_Task objective_
Extract the text of every entry below exactly; leave images out.

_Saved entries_

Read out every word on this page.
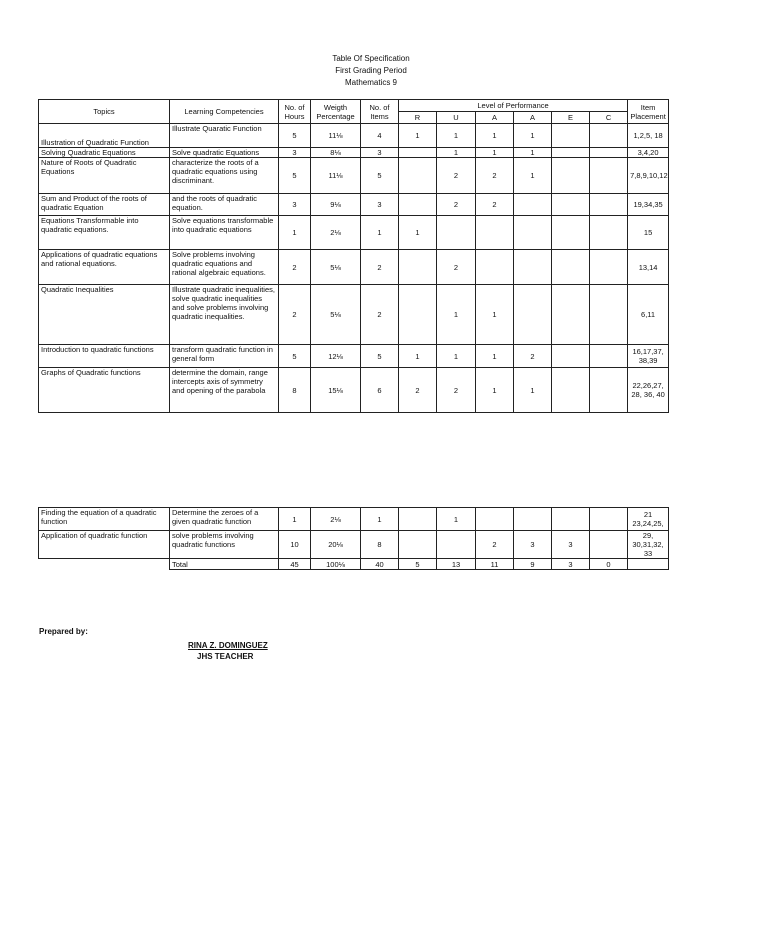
Table Of Specification
First Grading Period
Mathematics 9
Topics	Learning Competencies	No. of Hours	Weigth Percentage	No. of Items	Level of Performance						Item Placement
					R	U	A	A	E	C	
Illustration of Quadratic Function	Illustrate Quaratic Function	5	11⅛	4	1	1	1	1			1,2,5, 18
Solving Quadratic Equations	Solve quadratic Equations	3	8⅛	3		1	1	1			3,4,20
Nature of Roots of Quadratic Equations	characterize the roots of a quadratic equations using discriminant.	5	11⅛	5		2	2	1			7,8,9,10,12
Sum and Product of the roots of quadratic Equation	and the roots of quadratic equation.	3	9⅛	3		2	2				19,34,35
Equations Transformable into quadratic equations.	Solve equations transformable into quadratic equations	1	2⅛	1	1						15
Applications of quadratic equations and rational equations.	Solve problems involving quadratic equations and rational algebraic equations.	2	5⅛	2		2					13,14
Quadratic Inequalities	Illustrate quadratic inequalities, solve quadratic inequalities and solve problems involving quadratic inequalities.	2	5⅛	2		1	1				6,11
Introduction to quadratic functions	transform quadratic function in general form	5	12⅛	5	1	1	1	2			16,17,37, 38,39
Graphs of Quadratic functions	determine the domain, range intercepts axis of symmetry and opening of the parabola	8	15⅛	6	2	2	1	1			22,26,27, 28, 36, 40
Finding the equation of a quadratic function	Determine the zeroes of a given quadratic function	1	2⅛	1		1					21 23,24,25,
Application of quadratic function	solve problems involving quadratic functions	10	20⅛	8			2	3	3		29, 30,31,32, 33
	Total	45	100⅛	40	5	13	11	9	3	0	
Prepared by:
RINA Z. DOMINGUEZ
JHS TEACHER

_Exercise output_
Read out every word on this page.
Table Of Specification
First Grading Period
Mathematics 9
Topics	Learning Competencies	No. of Hours	Weigth Percentage	No. of Items	Level of Performance						Item Placement
					R	U	A	A	E	C	
Illustration of Quadratic Function	Illustrate Quaratic Function	5	11⅛	4	1	1	1	1			1,2,5, 18
Solving Quadratic Equations	Solve quadratic Equations	3	8⅛	3		1	1	1			3,4,20
Nature of Roots of Quadratic Equations	characterize the roots of a quadratic equations using discriminant.	5	11⅛	5		2	2	1			7,8,9,10,12
Sum and Product of the roots of quadratic Equation	and the roots of quadratic equation.	3	9⅛	3		2	2				19,34,35
Equations Transformable into quadratic equations.	Solve equations transformable into quadratic equations	1	2⅛	1	1						15
Applications of quadratic equations and rational equations.	Solve problems involving quadratic equations and rational algebraic equations.	2	5⅛	2		2					13,14
Quadratic Inequalities	Illustrate quadratic inequalities, solve quadratic inequalities and solve problems involving quadratic inequalities.	2	5⅛	2		1	1				6,11
Introduction to quadratic functions	transform quadratic function in general form	5	12⅛	5	1	1	1	2			16,17,37, 38,39
Graphs of Quadratic functions	determine the domain, range intercepts axis of symmetry and opening of the parabola	8	15⅛	6	2	2	1	1			22,26,27, 28, 36, 40
Finding the equation of a quadratic function	Determine the zeroes of a given quadratic function	1	2⅛	1		1					21 23,24,25,
Application of quadratic function	solve problems involving quadratic functions	10	20⅛	8			2	3	3		29, 30,31,32, 33
	Total	45	100⅛	40	5	13	11	9	3	0	
Prepared by:
RINA Z. DOMINGUEZ
JHS TEACHER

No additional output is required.